Texte fourni:
Fleuron de la gastronomie espagnole, le jambon ibérique met le cap sur l’empire du Milieu. Longtemps convoité par les États-Unis, où il a statut de produit de luxe, le bellota voit son avenir s’écrire en caractères chinois. La menace de barrières tarifaires sous la présidence de Donald Trump a refroidi les ardeurs des exportateurs espagnols, qui préfèrent désormais un marché en pleine explosion : +104 % de croissance en cinq ans !

porc ibériqueporc ibérique
Montanera 2025
Écrit par Paul Pierroux-Taranto
Publié le 17 février 2025, mis à jour le 18 février 2025

 

 

Le jambon ibérique a trouvé son nouvel eldorado : la Chine. Tandis que les producteurs espagnols scrutent avec méfiance les hausses de taxes outre-Atlantique, l’appétit chinois pour ce trésor de la gastronomie ne cesse de grandir. En cinq ans, les exportations de jambon ibérique y ont explosé de 104 %, dépassant les 28 millions d’euros en 2023. À côté, les progressions en France (+23,7 %), en Allemagne (+24,3 %) ou au Mexique (+25 %) feraient presque pâle figure. Mais si les marchés s’élargissent, la production, elle, doit composer avec des défis croissants sur le sol espagnol.

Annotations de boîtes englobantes
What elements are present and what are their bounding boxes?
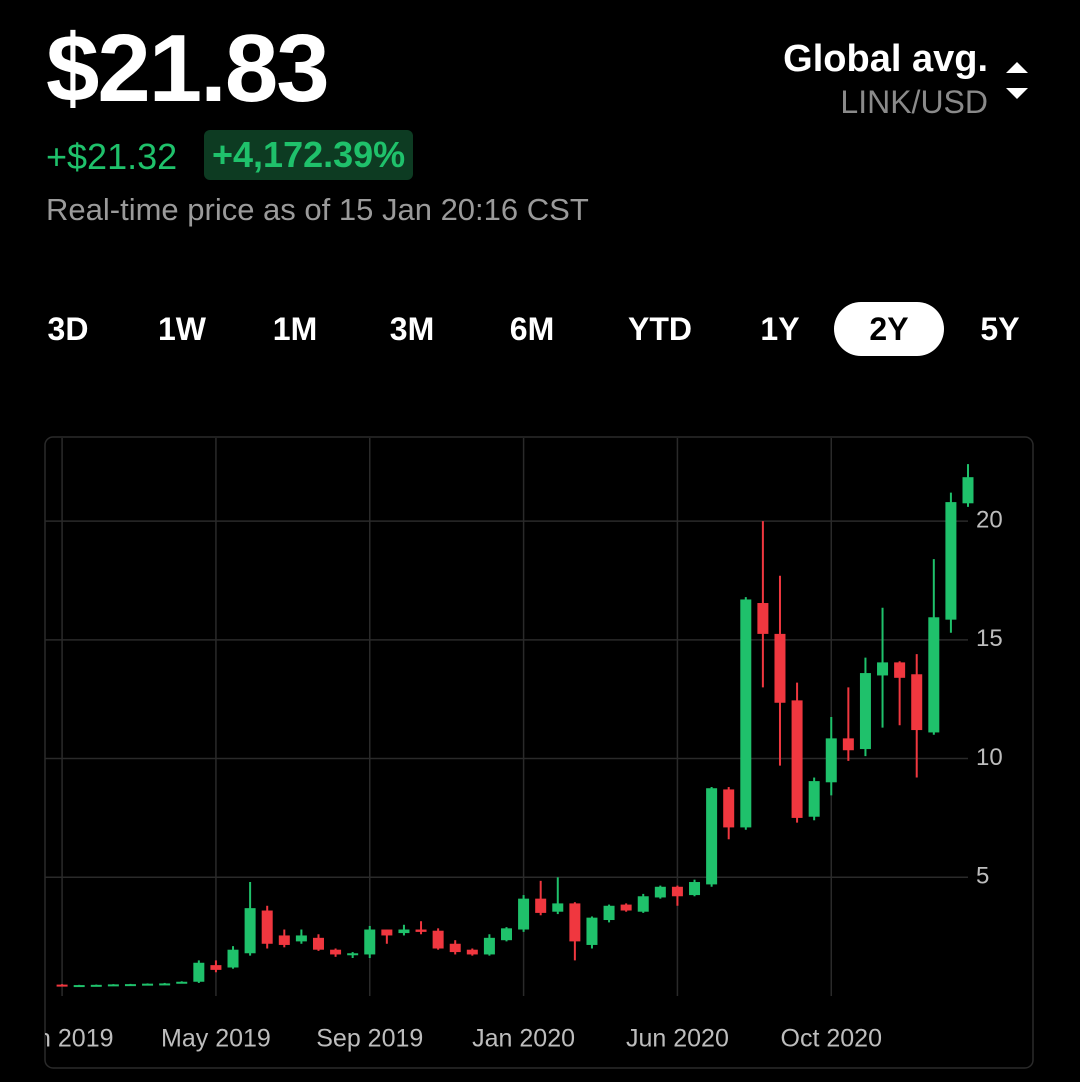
candle-body xyxy=(586,917,598,945)
candle-body xyxy=(278,935,290,945)
candle-body xyxy=(689,882,701,896)
candle-body xyxy=(244,908,256,954)
candle-body xyxy=(877,662,889,676)
candle-body xyxy=(637,896,649,912)
percent-change: +4,172.39% xyxy=(204,130,414,180)
candle-body xyxy=(791,700,803,818)
candle-body xyxy=(842,738,854,751)
plot-area: Jan 2019 May 2019 Sep 2019 Jan 2020 Jun 2020… xyxy=(11,438,974,1053)
range-button[interactable]: 1Y xyxy=(760,311,800,347)
range-button[interactable]: 5Y xyxy=(980,311,1020,347)
y-tick-label: 20 xyxy=(976,506,1003,533)
candle-body xyxy=(159,983,171,986)
x-tick-label: May 2019 xyxy=(161,1025,271,1053)
candle-body xyxy=(620,904,632,911)
candle-body xyxy=(381,929,393,936)
chart-frame xyxy=(44,436,1034,1069)
x-tick-label: Jan 2019 xyxy=(11,1025,114,1053)
trading-pair: LINK/USD xyxy=(840,84,988,120)
candle-body xyxy=(569,903,581,942)
range-button[interactable]: 6M xyxy=(509,311,555,347)
sort-up-icon[interactable] xyxy=(1006,62,1028,73)
y-tick-label: 10 xyxy=(976,744,1003,771)
x-tick-label: Jan 2020 xyxy=(472,1025,575,1053)
candle-body xyxy=(671,886,683,897)
price-source[interactable]: Global avg. xyxy=(783,38,988,80)
candle-body xyxy=(449,943,461,953)
candle-body xyxy=(518,898,530,930)
candle-body xyxy=(227,949,239,968)
y-tick-label: 5 xyxy=(976,863,989,890)
candle-body xyxy=(552,903,564,912)
candle-body xyxy=(56,984,68,987)
candle-body xyxy=(312,937,324,950)
candle-body xyxy=(124,984,136,987)
candle-body xyxy=(73,985,85,988)
candle-body xyxy=(330,949,342,955)
candle-body xyxy=(466,949,478,955)
candle-body xyxy=(107,984,119,987)
candle-body xyxy=(364,929,376,955)
price-change: +$21.32 xyxy=(46,136,178,177)
candle-body xyxy=(894,662,906,678)
candle-body xyxy=(723,789,735,828)
candle-body xyxy=(261,910,273,944)
candle-body xyxy=(859,673,871,750)
candle-body xyxy=(501,928,512,941)
candle-body xyxy=(295,935,307,942)
candle-body xyxy=(347,953,359,956)
timestamp: Real-time price as of 15 Jan 20:16 CST xyxy=(46,192,589,227)
candle-body xyxy=(808,781,820,817)
range-button[interactable]: 3D xyxy=(47,311,89,347)
range-button[interactable]: YTD xyxy=(628,311,692,347)
candle-body xyxy=(415,929,427,932)
candle-body xyxy=(210,965,222,970)
candle-body xyxy=(193,962,205,982)
candle-body xyxy=(176,981,188,984)
candle-body xyxy=(90,984,102,987)
candle-body xyxy=(483,937,495,955)
candle-body xyxy=(911,674,923,731)
price: $21.83 xyxy=(46,15,330,122)
range-button-selected[interactable]: 2Y xyxy=(834,302,944,356)
sort-down-icon[interactable] xyxy=(1006,88,1028,99)
x-tick-label: Sep 2019 xyxy=(316,1025,423,1053)
candle-body xyxy=(928,617,940,733)
candle-body xyxy=(603,905,615,921)
candle-body xyxy=(962,477,974,504)
candle-body xyxy=(740,599,752,828)
candle-body xyxy=(654,886,666,898)
x-tick-label: Jun 2020 xyxy=(626,1025,729,1053)
candle-body xyxy=(825,738,837,783)
range-button[interactable]: 3M xyxy=(389,311,435,347)
candle-body xyxy=(535,898,547,913)
candle-body xyxy=(142,983,154,986)
candle-body xyxy=(706,788,718,885)
candle-body xyxy=(432,930,444,949)
y-tick-label: 15 xyxy=(976,625,1003,652)
range-button[interactable]: 1W xyxy=(158,311,206,347)
candle-body xyxy=(398,929,410,934)
candle-body xyxy=(757,603,769,634)
candle-body xyxy=(774,633,786,703)
range-button[interactable]: 1M xyxy=(272,311,318,347)
candle-body xyxy=(945,502,957,620)
x-tick-label: Oct 2020 xyxy=(781,1025,882,1053)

Consignes:
a: Répondez aux questions suivantes d'après le texte sur le jambon ibérique :
(i) Dans quel pays ce jambon a-t-il statut de produit de luxe ?
(ii) Quel montant les exportations vers la Chine ont-elles dépassé en 2023 ?
(iii) Quelle progression est indiquée pour l'Allemagne ?
b: Reproduisez à l'identique le passage du texte sur le jambon ibérique qui débute par les mots « Le jambon ibérique a » et s'achève sur « le sol espagnol. ».

Réponses:
a:
(i) Aux États-Unis.
(ii) 28 millions d'euros.
(iii) +24,3 %.

b:
Le jambon ibérique a trouvé son nouvel eldorado : la Chine. Tandis que les producteurs espagnols scrutent avec méfiance les hausses de taxes outre-Atlantique, l’appétit chinois pour ce trésor de la gastronomie ne cesse de grandir. En cinq ans, les exportations de jambon ibérique y ont explosé de 104 %, dépassant les 28 millions d’euros en 2023. À côté, les progressions en France (+23,7 %), en Allemagne (+24,3 %) ou au Mexique (+25 %) feraient presque pâle figure. Mais si les marchés s’élargissent, la production, elle, doit composer avec des défis croissants sur le sol espagnol.